> **TASK TO COMPLETE**:
Carry none of the pictures over; set down the material below exactly.

# # # #

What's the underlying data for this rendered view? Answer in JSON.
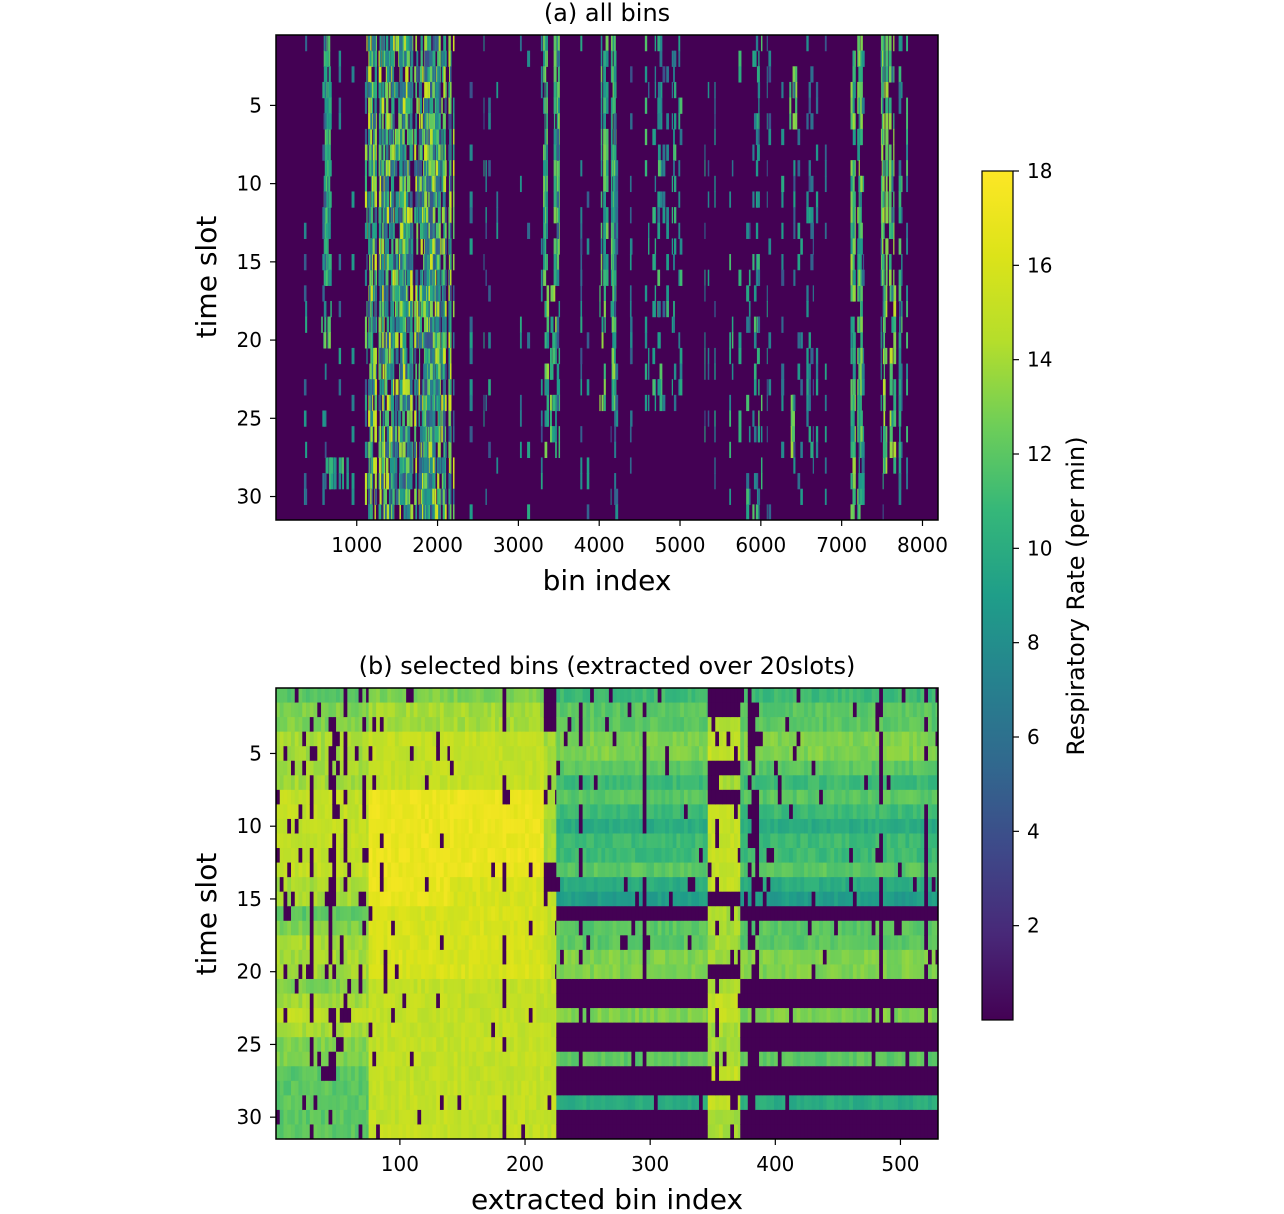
{
  "chart_data": [
    {
      "type": "heatmap",
      "title": "(a) all bins",
      "xlabel": "bin index",
      "ylabel": "time slot",
      "xlim": [
        1,
        8192
      ],
      "ylim": [
        31,
        1
      ],
      "xticks": [
        1000,
        2000,
        3000,
        4000,
        5000,
        6000,
        7000,
        8000
      ],
      "yticks": [
        5,
        10,
        15,
        20,
        25,
        30
      ],
      "colormap": "viridis",
      "vmin": 0,
      "vmax": 18,
      "background_value": 0,
      "column_profiles": [
        {
          "x_range": [
            1100,
            2200
          ],
          "column_count": 110,
          "slots": [
            1,
            31
          ],
          "values": [
            4,
            16
          ],
          "density": 0.55
        },
        {
          "x_range": [
            560,
            680
          ],
          "column_count": 10,
          "slots": [
            1,
            16
          ],
          "values": [
            8,
            12
          ],
          "density": 0.6
        },
        {
          "x_range": [
            560,
            680
          ],
          "column_count": 10,
          "slots": [
            18,
            20
          ],
          "values": [
            10,
            13
          ],
          "density": 0.5
        },
        {
          "x_range": [
            560,
            900
          ],
          "column_count": 20,
          "slots": [
            28,
            29
          ],
          "values": [
            8,
            12
          ],
          "density": 0.5
        },
        {
          "x_range": [
            3300,
            3500
          ],
          "column_count": 8,
          "slots": [
            1,
            16
          ],
          "values": [
            8,
            13
          ],
          "density": 0.8
        },
        {
          "x_range": [
            3300,
            3500
          ],
          "column_count": 8,
          "slots": [
            17,
            27
          ],
          "values": [
            8,
            14
          ],
          "density": 0.5
        },
        {
          "x_range": [
            4000,
            4200
          ],
          "column_count": 8,
          "slots": [
            1,
            16
          ],
          "values": [
            8,
            13
          ],
          "density": 0.8
        },
        {
          "x_range": [
            4000,
            4200
          ],
          "column_count": 8,
          "slots": [
            17,
            24
          ],
          "values": [
            8,
            14
          ],
          "density": 0.6
        },
        {
          "x_range": [
            4500,
            5000
          ],
          "column_count": 12,
          "slots": [
            1,
            24
          ],
          "values": [
            6,
            12
          ],
          "density": 0.35
        },
        {
          "x_range": [
            5600,
            6300
          ],
          "column_count": 10,
          "slots": [
            1,
            31
          ],
          "values": [
            6,
            12
          ],
          "density": 0.25
        },
        {
          "x_range": [
            6350,
            6450
          ],
          "column_count": 3,
          "slots": [
            3,
            6
          ],
          "values": [
            10,
            14
          ],
          "density": 0.9
        },
        {
          "x_range": [
            6350,
            6450
          ],
          "column_count": 3,
          "slots": [
            24,
            27
          ],
          "values": [
            10,
            14
          ],
          "density": 0.9
        },
        {
          "x_range": [
            7100,
            7250
          ],
          "column_count": 8,
          "slots": [
            1,
            31
          ],
          "values": [
            8,
            14
          ],
          "density": 0.7
        },
        {
          "x_range": [
            7450,
            7650
          ],
          "column_count": 8,
          "slots": [
            1,
            16
          ],
          "values": [
            10,
            14
          ],
          "density": 0.75
        },
        {
          "x_range": [
            7450,
            7650
          ],
          "column_count": 8,
          "slots": [
            17,
            28
          ],
          "values": [
            10,
            15
          ],
          "density": 0.6
        },
        {
          "x_range": [
            7700,
            7800
          ],
          "column_count": 3,
          "slots": [
            1,
            30
          ],
          "values": [
            6,
            12
          ],
          "density": 0.5
        },
        {
          "x_range": [
            300,
            7900
          ],
          "column_count": 60,
          "slots": [
            1,
            31
          ],
          "values": [
            4,
            10
          ],
          "density": 0.25
        }
      ]
    },
    {
      "type": "heatmap",
      "title": "(b) selected bins (extracted over 20slots)",
      "xlabel": "extracted bin index",
      "ylabel": "time slot",
      "xlim": [
        1,
        530
      ],
      "ylim": [
        31,
        1
      ],
      "xticks": [
        100,
        200,
        300,
        400,
        500
      ],
      "yticks": [
        5,
        10,
        15,
        20,
        25,
        30
      ],
      "colormap": "viridis",
      "vmin": 0,
      "vmax": 18,
      "column_groups": [
        {
          "x_range": [
            1,
            75
          ],
          "level": 13.5,
          "slot_profile": [
            12,
            13,
            13,
            14,
            14,
            14,
            14,
            15,
            15,
            15,
            15,
            15,
            15,
            14,
            14,
            12,
            13,
            14,
            14,
            14,
            13,
            14,
            15,
            14,
            13,
            13,
            12,
            12,
            12,
            12,
            12
          ],
          "dropout": 0.35
        },
        {
          "x_range": [
            75,
            140
          ],
          "level": 16.5,
          "slot_profile": [
            13,
            14,
            14,
            15,
            15,
            15,
            15,
            17,
            17,
            17,
            17,
            17,
            17,
            17,
            17,
            16,
            16,
            16,
            16,
            16,
            15,
            15,
            15,
            15,
            15,
            15,
            15,
            15,
            15,
            15,
            15
          ],
          "dropout": 0.12
        },
        {
          "x_range": [
            140,
            215
          ],
          "level": 16.5,
          "slot_profile": [
            13,
            14,
            14,
            15,
            15,
            15,
            15,
            17,
            17,
            17,
            17,
            17,
            17,
            16,
            16,
            16,
            16,
            16,
            16,
            16,
            15,
            15,
            15,
            15,
            15,
            15,
            15,
            15,
            15,
            15,
            15
          ],
          "dropout": 0.1
        },
        {
          "x_range": [
            215,
            225
          ],
          "level": 15,
          "slot_profile": [
            0,
            0,
            0,
            14,
            14,
            14,
            14,
            14,
            14,
            14,
            14,
            14,
            0,
            0,
            15,
            15,
            15,
            15,
            15,
            15,
            15,
            15,
            15,
            15,
            15,
            15,
            15,
            15,
            15,
            15,
            15
          ],
          "dropout": 0.2
        },
        {
          "x_range": [
            225,
            346
          ],
          "level": 11,
          "slot_profile": [
            11,
            12,
            12,
            13,
            13,
            12,
            11,
            12,
            11,
            10,
            11,
            11,
            12,
            10,
            9,
            0,
            12,
            12,
            13,
            13,
            0,
            0,
            13,
            0,
            0,
            12,
            0,
            0,
            10,
            0,
            0
          ],
          "dropout": 0.15
        },
        {
          "x_range": [
            346,
            372
          ],
          "level": 13,
          "slot_profile": [
            0,
            0,
            14,
            15,
            15,
            0,
            14,
            0,
            15,
            15,
            15,
            15,
            15,
            15,
            0,
            14,
            14,
            14,
            14,
            0,
            14,
            15,
            15,
            14,
            14,
            14,
            15,
            0,
            15,
            14,
            14
          ],
          "dropout": 0.3
        },
        {
          "x_range": [
            372,
            530
          ],
          "level": 11,
          "slot_profile": [
            11,
            12,
            12,
            13,
            13,
            12,
            11,
            12,
            11,
            10,
            11,
            11,
            12,
            10,
            9,
            0,
            12,
            12,
            13,
            13,
            0,
            0,
            13,
            0,
            0,
            12,
            0,
            0,
            10,
            0,
            0
          ],
          "dropout": 0.15
        }
      ]
    }
  ],
  "colorbar": {
    "label": "Respiratory Rate (per min)",
    "ticks": [
      2,
      4,
      6,
      8,
      10,
      12,
      14,
      16,
      18
    ],
    "vmin": 0,
    "vmax": 18
  }
}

# # # #

> **FINAL RESULT**:
What's the underlying data for this rendered view? Answer in JSON.
{
  "chart_data": [
    {
      "type": "heatmap",
      "title": "(a) all bins",
      "xlabel": "bin index",
      "ylabel": "time slot",
      "xlim": [
        1,
        8192
      ],
      "ylim": [
        31,
        1
      ],
      "xticks": [
        1000,
        2000,
        3000,
        4000,
        5000,
        6000,
        7000,
        8000
      ],
      "yticks": [
        5,
        10,
        15,
        20,
        25,
        30
      ],
      "colormap": "viridis",
      "vmin": 0,
      "vmax": 18,
      "background_value": 0,
      "column_profiles": [
        {
          "x_range": [
            1100,
            2200
          ],
          "column_count": 110,
          "slots": [
            1,
            31
          ],
          "values": [
            4,
            16
          ],
          "density": 0.55
        },
        {
          "x_range": [
            560,
            680
          ],
          "column_count": 10,
          "slots": [
            1,
            16
          ],
          "values": [
            8,
            12
          ],
          "density": 0.6
        },
        {
          "x_range": [
            560,
            680
          ],
          "column_count": 10,
          "slots": [
            18,
            20
          ],
          "values": [
            10,
            13
          ],
          "density": 0.5
        },
        {
          "x_range": [
            560,
            900
          ],
          "column_count": 20,
          "slots": [
            28,
            29
          ],
          "values": [
            8,
            12
          ],
          "density": 0.5
        },
        {
          "x_range": [
            3300,
            3500
          ],
          "column_count": 8,
          "slots": [
            1,
            16
          ],
          "values": [
            8,
            13
          ],
          "density": 0.8
        },
        {
          "x_range": [
            3300,
            3500
          ],
          "column_count": 8,
          "slots": [
            17,
            27
          ],
          "values": [
            8,
            14
          ],
          "density": 0.5
        },
        {
          "x_range": [
            4000,
            4200
          ],
          "column_count": 8,
          "slots": [
            1,
            16
          ],
          "values": [
            8,
            13
          ],
          "density": 0.8
        },
        {
          "x_range": [
            4000,
            4200
          ],
          "column_count": 8,
          "slots": [
            17,
            24
          ],
          "values": [
            8,
            14
          ],
          "density": 0.6
        },
        {
          "x_range": [
            4500,
            5000
          ],
          "column_count": 12,
          "slots": [
            1,
            24
          ],
          "values": [
            6,
            12
          ],
          "density": 0.35
        },
        {
          "x_range": [
            5600,
            6300
          ],
          "column_count": 10,
          "slots": [
            1,
            31
          ],
          "values": [
            6,
            12
          ],
          "density": 0.25
        },
        {
          "x_range": [
            6350,
            6450
          ],
          "column_count": 3,
          "slots": [
            3,
            6
          ],
          "values": [
            10,
            14
          ],
          "density": 0.9
        },
        {
          "x_range": [
            6350,
            6450
          ],
          "column_count": 3,
          "slots": [
            24,
            27
          ],
          "values": [
            10,
            14
          ],
          "density": 0.9
        },
        {
          "x_range": [
            7100,
            7250
          ],
          "column_count": 8,
          "slots": [
            1,
            31
          ],
          "values": [
            8,
            14
          ],
          "density": 0.7
        },
        {
          "x_range": [
            7450,
            7650
          ],
          "column_count": 8,
          "slots": [
            1,
            16
          ],
          "values": [
            10,
            14
          ],
          "density": 0.75
        },
        {
          "x_range": [
            7450,
            7650
          ],
          "column_count": 8,
          "slots": [
            17,
            28
          ],
          "values": [
            10,
            15
          ],
          "density": 0.6
        },
        {
          "x_range": [
            7700,
            7800
          ],
          "column_count": 3,
          "slots": [
            1,
            30
          ],
          "values": [
            6,
            12
          ],
          "density": 0.5
        },
        {
          "x_range": [
            300,
            7900
          ],
          "column_count": 60,
          "slots": [
            1,
            31
          ],
          "values": [
            4,
            10
          ],
          "density": 0.25
        }
      ]
    },
    {
      "type": "heatmap",
      "title": "(b) selected bins (extracted over 20slots)",
      "xlabel": "extracted bin index",
      "ylabel": "time slot",
      "xlim": [
        1,
        530
      ],
      "ylim": [
        31,
        1
      ],
      "xticks": [
        100,
        200,
        300,
        400,
        500
      ],
      "yticks": [
        5,
        10,
        15,
        20,
        25,
        30
      ],
      "colormap": "viridis",
      "vmin": 0,
      "vmax": 18,
      "column_groups": [
        {
          "x_range": [
            1,
            75
          ],
          "level": 13.5,
          "slot_profile": [
            12,
            13,
            13,
            14,
            14,
            14,
            14,
            15,
            15,
            15,
            15,
            15,
            15,
            14,
            14,
            12,
            13,
            14,
            14,
            14,
            13,
            14,
            15,
            14,
            13,
            13,
            12,
            12,
            12,
            12,
            12
          ],
          "dropout": 0.35
        },
        {
          "x_range": [
            75,
            140
          ],
          "level": 16.5,
          "slot_profile": [
            13,
            14,
            14,
            15,
            15,
            15,
            15,
            17,
            17,
            17,
            17,
            17,
            17,
            17,
            17,
            16,
            16,
            16,
            16,
            16,
            15,
            15,
            15,
            15,
            15,
            15,
            15,
            15,
            15,
            15,
            15
          ],
          "dropout": 0.12
        },
        {
          "x_range": [
            140,
            215
          ],
          "level": 16.5,
          "slot_profile": [
            13,
            14,
            14,
            15,
            15,
            15,
            15,
            17,
            17,
            17,
            17,
            17,
            17,
            16,
            16,
            16,
            16,
            16,
            16,
            16,
            15,
            15,
            15,
            15,
            15,
            15,
            15,
            15,
            15,
            15,
            15
          ],
          "dropout": 0.1
        },
        {
          "x_range": [
            215,
            225
          ],
          "level": 15,
          "slot_profile": [
            0,
            0,
            0,
            14,
            14,
            14,
            14,
            14,
            14,
            14,
            14,
            14,
            0,
            0,
            15,
            15,
            15,
            15,
            15,
            15,
            15,
            15,
            15,
            15,
            15,
            15,
            15,
            15,
            15,
            15,
            15
          ],
          "dropout": 0.2
        },
        {
          "x_range": [
            225,
            346
          ],
          "level": 11,
          "slot_profile": [
            11,
            12,
            12,
            13,
            13,
            12,
            11,
            12,
            11,
            10,
            11,
            11,
            12,
            10,
            9,
            0,
            12,
            12,
            13,
            13,
            0,
            0,
            13,
            0,
            0,
            12,
            0,
            0,
            10,
            0,
            0
          ],
          "dropout": 0.15
        },
        {
          "x_range": [
            346,
            372
          ],
          "level": 13,
          "slot_profile": [
            0,
            0,
            14,
            15,
            15,
            0,
            14,
            0,
            15,
            15,
            15,
            15,
            15,
            15,
            0,
            14,
            14,
            14,
            14,
            0,
            14,
            15,
            15,
            14,
            14,
            14,
            15,
            0,
            15,
            14,
            14
          ],
          "dropout": 0.3
        },
        {
          "x_range": [
            372,
            530
          ],
          "level": 11,
          "slot_profile": [
            11,
            12,
            12,
            13,
            13,
            12,
            11,
            12,
            11,
            10,
            11,
            11,
            12,
            10,
            9,
            0,
            12,
            12,
            13,
            13,
            0,
            0,
            13,
            0,
            0,
            12,
            0,
            0,
            10,
            0,
            0
          ],
          "dropout": 0.15
        }
      ]
    }
  ],
  "colorbar": {
    "label": "Respiratory Rate (per min)",
    "ticks": [
      2,
      4,
      6,
      8,
      10,
      12,
      14,
      16,
      18
    ],
    "vmin": 0,
    "vmax": 18
  }
}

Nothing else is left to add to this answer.